■ **Instructions to follow**
Transcribe every one of the entries below verbatim, omitting the pictures from your answer.

■ **Data listing**
* * * * *
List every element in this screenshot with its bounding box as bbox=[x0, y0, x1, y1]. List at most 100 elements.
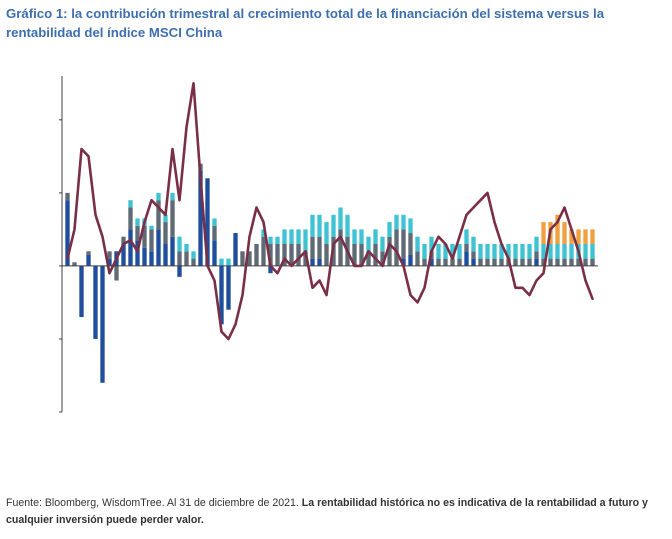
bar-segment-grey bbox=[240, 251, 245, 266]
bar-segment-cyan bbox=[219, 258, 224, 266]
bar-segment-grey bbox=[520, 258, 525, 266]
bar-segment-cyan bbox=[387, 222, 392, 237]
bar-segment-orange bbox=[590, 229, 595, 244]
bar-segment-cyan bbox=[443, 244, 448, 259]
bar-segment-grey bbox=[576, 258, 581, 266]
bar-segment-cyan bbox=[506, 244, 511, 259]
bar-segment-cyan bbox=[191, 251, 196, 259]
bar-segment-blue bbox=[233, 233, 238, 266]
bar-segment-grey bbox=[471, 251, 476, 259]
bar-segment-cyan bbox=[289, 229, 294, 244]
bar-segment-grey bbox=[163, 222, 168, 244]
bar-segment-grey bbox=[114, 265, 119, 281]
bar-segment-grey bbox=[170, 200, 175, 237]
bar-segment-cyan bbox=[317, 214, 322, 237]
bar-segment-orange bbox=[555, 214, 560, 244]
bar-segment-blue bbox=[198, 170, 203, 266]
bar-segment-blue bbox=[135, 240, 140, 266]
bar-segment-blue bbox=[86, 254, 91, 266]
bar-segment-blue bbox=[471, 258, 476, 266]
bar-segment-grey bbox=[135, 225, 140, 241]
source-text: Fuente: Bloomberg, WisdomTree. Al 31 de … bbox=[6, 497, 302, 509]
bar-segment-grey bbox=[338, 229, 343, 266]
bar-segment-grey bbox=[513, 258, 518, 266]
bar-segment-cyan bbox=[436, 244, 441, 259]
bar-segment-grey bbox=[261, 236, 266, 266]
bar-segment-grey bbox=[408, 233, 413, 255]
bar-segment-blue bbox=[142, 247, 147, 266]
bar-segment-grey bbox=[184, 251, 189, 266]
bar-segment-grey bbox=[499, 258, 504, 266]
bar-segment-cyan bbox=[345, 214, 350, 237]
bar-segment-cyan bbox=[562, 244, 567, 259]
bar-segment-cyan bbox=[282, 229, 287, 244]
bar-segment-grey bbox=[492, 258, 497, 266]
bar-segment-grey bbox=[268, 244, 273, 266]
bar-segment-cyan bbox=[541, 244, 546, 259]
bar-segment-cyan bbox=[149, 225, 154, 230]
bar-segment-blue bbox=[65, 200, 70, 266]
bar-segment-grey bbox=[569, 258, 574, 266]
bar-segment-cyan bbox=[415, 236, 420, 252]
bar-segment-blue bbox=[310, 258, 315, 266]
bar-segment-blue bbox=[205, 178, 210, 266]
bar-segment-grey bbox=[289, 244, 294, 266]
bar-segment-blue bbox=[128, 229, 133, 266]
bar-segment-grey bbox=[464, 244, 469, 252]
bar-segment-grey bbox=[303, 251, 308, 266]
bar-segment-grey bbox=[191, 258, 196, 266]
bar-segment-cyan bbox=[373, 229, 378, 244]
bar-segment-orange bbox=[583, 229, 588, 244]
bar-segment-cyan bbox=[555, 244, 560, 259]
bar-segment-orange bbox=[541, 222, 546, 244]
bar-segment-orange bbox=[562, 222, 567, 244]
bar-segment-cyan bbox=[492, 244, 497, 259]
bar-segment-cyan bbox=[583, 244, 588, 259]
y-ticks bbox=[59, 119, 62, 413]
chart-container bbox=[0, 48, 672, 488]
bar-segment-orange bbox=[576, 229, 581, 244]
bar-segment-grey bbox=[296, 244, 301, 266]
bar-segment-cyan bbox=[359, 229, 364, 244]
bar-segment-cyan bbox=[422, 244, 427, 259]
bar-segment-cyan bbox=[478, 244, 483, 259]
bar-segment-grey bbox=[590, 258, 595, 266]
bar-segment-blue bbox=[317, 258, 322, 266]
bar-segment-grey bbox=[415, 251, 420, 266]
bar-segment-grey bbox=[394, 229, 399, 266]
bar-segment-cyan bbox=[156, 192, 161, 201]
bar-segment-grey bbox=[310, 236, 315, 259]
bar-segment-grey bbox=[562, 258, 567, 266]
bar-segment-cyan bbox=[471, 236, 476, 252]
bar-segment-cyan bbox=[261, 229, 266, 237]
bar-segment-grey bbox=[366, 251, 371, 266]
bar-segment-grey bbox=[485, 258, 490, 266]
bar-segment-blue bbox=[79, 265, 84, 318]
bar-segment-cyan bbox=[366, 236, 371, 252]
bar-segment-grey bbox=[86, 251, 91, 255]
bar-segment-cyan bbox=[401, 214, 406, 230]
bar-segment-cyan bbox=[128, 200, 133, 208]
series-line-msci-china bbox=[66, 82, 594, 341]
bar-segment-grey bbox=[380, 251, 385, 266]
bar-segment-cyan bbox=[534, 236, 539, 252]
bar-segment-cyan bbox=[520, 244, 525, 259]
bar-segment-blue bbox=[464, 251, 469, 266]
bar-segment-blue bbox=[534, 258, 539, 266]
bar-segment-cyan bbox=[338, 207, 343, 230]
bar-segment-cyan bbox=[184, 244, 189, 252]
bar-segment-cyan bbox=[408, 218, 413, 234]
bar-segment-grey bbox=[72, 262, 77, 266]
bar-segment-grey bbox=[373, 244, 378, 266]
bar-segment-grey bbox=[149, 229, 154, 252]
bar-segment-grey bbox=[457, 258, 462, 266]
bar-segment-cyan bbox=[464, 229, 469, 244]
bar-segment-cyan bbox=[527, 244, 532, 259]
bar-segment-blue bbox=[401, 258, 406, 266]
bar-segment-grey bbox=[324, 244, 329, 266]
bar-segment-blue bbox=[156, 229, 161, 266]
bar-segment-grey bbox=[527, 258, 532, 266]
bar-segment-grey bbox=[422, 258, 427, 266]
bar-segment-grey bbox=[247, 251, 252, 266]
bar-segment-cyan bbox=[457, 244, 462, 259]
* * * * *
■ **Response**
List every element in this screenshot with its bounding box as bbox=[x0, y0, x1, y1]. List at most 100 elements.
bar-segment-grey bbox=[240, 251, 245, 266]
bar-segment-cyan bbox=[219, 258, 224, 266]
bar-segment-grey bbox=[520, 258, 525, 266]
bar-segment-cyan bbox=[387, 222, 392, 237]
bar-segment-orange bbox=[590, 229, 595, 244]
bar-segment-cyan bbox=[443, 244, 448, 259]
bar-segment-grey bbox=[576, 258, 581, 266]
bar-segment-cyan bbox=[506, 244, 511, 259]
bar-segment-cyan bbox=[191, 251, 196, 259]
bar-segment-blue bbox=[233, 233, 238, 266]
bar-segment-grey bbox=[471, 251, 476, 259]
bar-segment-cyan bbox=[289, 229, 294, 244]
bar-segment-grey bbox=[163, 222, 168, 244]
bar-segment-grey bbox=[114, 265, 119, 281]
bar-segment-grey bbox=[170, 200, 175, 237]
bar-segment-cyan bbox=[317, 214, 322, 237]
bar-segment-orange bbox=[555, 214, 560, 244]
bar-segment-blue bbox=[198, 170, 203, 266]
bar-segment-blue bbox=[135, 240, 140, 266]
bar-segment-blue bbox=[86, 254, 91, 266]
bar-segment-blue bbox=[471, 258, 476, 266]
bar-segment-grey bbox=[135, 225, 140, 241]
source-text: Fuente: Bloomberg, WisdomTree. Al 31 de … bbox=[6, 497, 302, 509]
bar-segment-grey bbox=[338, 229, 343, 266]
bar-segment-grey bbox=[513, 258, 518, 266]
bar-segment-cyan bbox=[436, 244, 441, 259]
bar-segment-grey bbox=[261, 236, 266, 266]
bar-segment-grey bbox=[408, 233, 413, 255]
bar-segment-blue bbox=[142, 247, 147, 266]
bar-segment-grey bbox=[184, 251, 189, 266]
bar-segment-grey bbox=[499, 258, 504, 266]
bar-segment-cyan bbox=[345, 214, 350, 237]
bar-segment-cyan bbox=[562, 244, 567, 259]
bar-segment-cyan bbox=[282, 229, 287, 244]
bar-segment-grey bbox=[492, 258, 497, 266]
bar-segment-grey bbox=[268, 244, 273, 266]
bar-segment-cyan bbox=[541, 244, 546, 259]
bar-segment-cyan bbox=[149, 225, 154, 230]
bar-segment-blue bbox=[65, 200, 70, 266]
bar-segment-grey bbox=[569, 258, 574, 266]
bar-segment-cyan bbox=[415, 236, 420, 252]
bar-segment-blue bbox=[310, 258, 315, 266]
bar-segment-blue bbox=[205, 178, 210, 266]
bar-segment-grey bbox=[289, 244, 294, 266]
bar-segment-blue bbox=[128, 229, 133, 266]
bar-segment-grey bbox=[464, 244, 469, 252]
bar-segment-grey bbox=[303, 251, 308, 266]
bar-segment-grey bbox=[191, 258, 196, 266]
bar-segment-cyan bbox=[373, 229, 378, 244]
bar-segment-orange bbox=[583, 229, 588, 244]
bar-segment-cyan bbox=[555, 244, 560, 259]
bar-segment-orange bbox=[541, 222, 546, 244]
bar-segment-orange bbox=[562, 222, 567, 244]
bar-segment-cyan bbox=[492, 244, 497, 259]
bar-segment-cyan bbox=[583, 244, 588, 259]
y-ticks bbox=[59, 119, 62, 413]
chart-container bbox=[0, 48, 672, 488]
bar-segment-orange bbox=[576, 229, 581, 244]
bar-segment-grey bbox=[296, 244, 301, 266]
bar-segment-cyan bbox=[359, 229, 364, 244]
bar-segment-cyan bbox=[422, 244, 427, 259]
bar-segment-cyan bbox=[478, 244, 483, 259]
bar-segment-grey bbox=[590, 258, 595, 266]
bar-segment-blue bbox=[317, 258, 322, 266]
bar-segment-grey bbox=[415, 251, 420, 266]
bar-segment-grey bbox=[394, 229, 399, 266]
bar-segment-cyan bbox=[156, 192, 161, 201]
bar-segment-grey bbox=[310, 236, 315, 259]
bar-segment-grey bbox=[562, 258, 567, 266]
bar-segment-cyan bbox=[471, 236, 476, 252]
bar-segment-cyan bbox=[261, 229, 266, 237]
bar-segment-grey bbox=[366, 251, 371, 266]
bar-segment-grey bbox=[485, 258, 490, 266]
bar-segment-blue bbox=[79, 265, 84, 318]
bar-segment-cyan bbox=[366, 236, 371, 252]
bar-segment-grey bbox=[86, 251, 91, 255]
bar-segment-cyan bbox=[401, 214, 406, 230]
bar-segment-cyan bbox=[128, 200, 133, 208]
series-line-msci-china bbox=[66, 82, 594, 341]
bar-segment-grey bbox=[380, 251, 385, 266]
bar-segment-cyan bbox=[534, 236, 539, 252]
bar-segment-cyan bbox=[520, 244, 525, 259]
bar-segment-blue bbox=[464, 251, 469, 266]
bar-segment-blue bbox=[534, 258, 539, 266]
bar-segment-cyan bbox=[338, 207, 343, 230]
bar-segment-cyan bbox=[184, 244, 189, 252]
bar-segment-cyan bbox=[408, 218, 413, 234]
bar-segment-grey bbox=[72, 262, 77, 266]
bar-segment-grey bbox=[373, 244, 378, 266]
bar-segment-grey bbox=[149, 229, 154, 252]
bar-segment-grey bbox=[457, 258, 462, 266]
bar-segment-cyan bbox=[464, 229, 469, 244]
bar-segment-cyan bbox=[527, 244, 532, 259]
bar-segment-blue bbox=[401, 258, 406, 266]
bar-segment-grey bbox=[324, 244, 329, 266]
bar-segment-blue bbox=[156, 229, 161, 266]
bar-segment-grey bbox=[527, 258, 532, 266]
bar-segment-grey bbox=[422, 258, 427, 266]
bar-segment-grey bbox=[247, 251, 252, 266]
bar-segment-cyan bbox=[457, 244, 462, 259]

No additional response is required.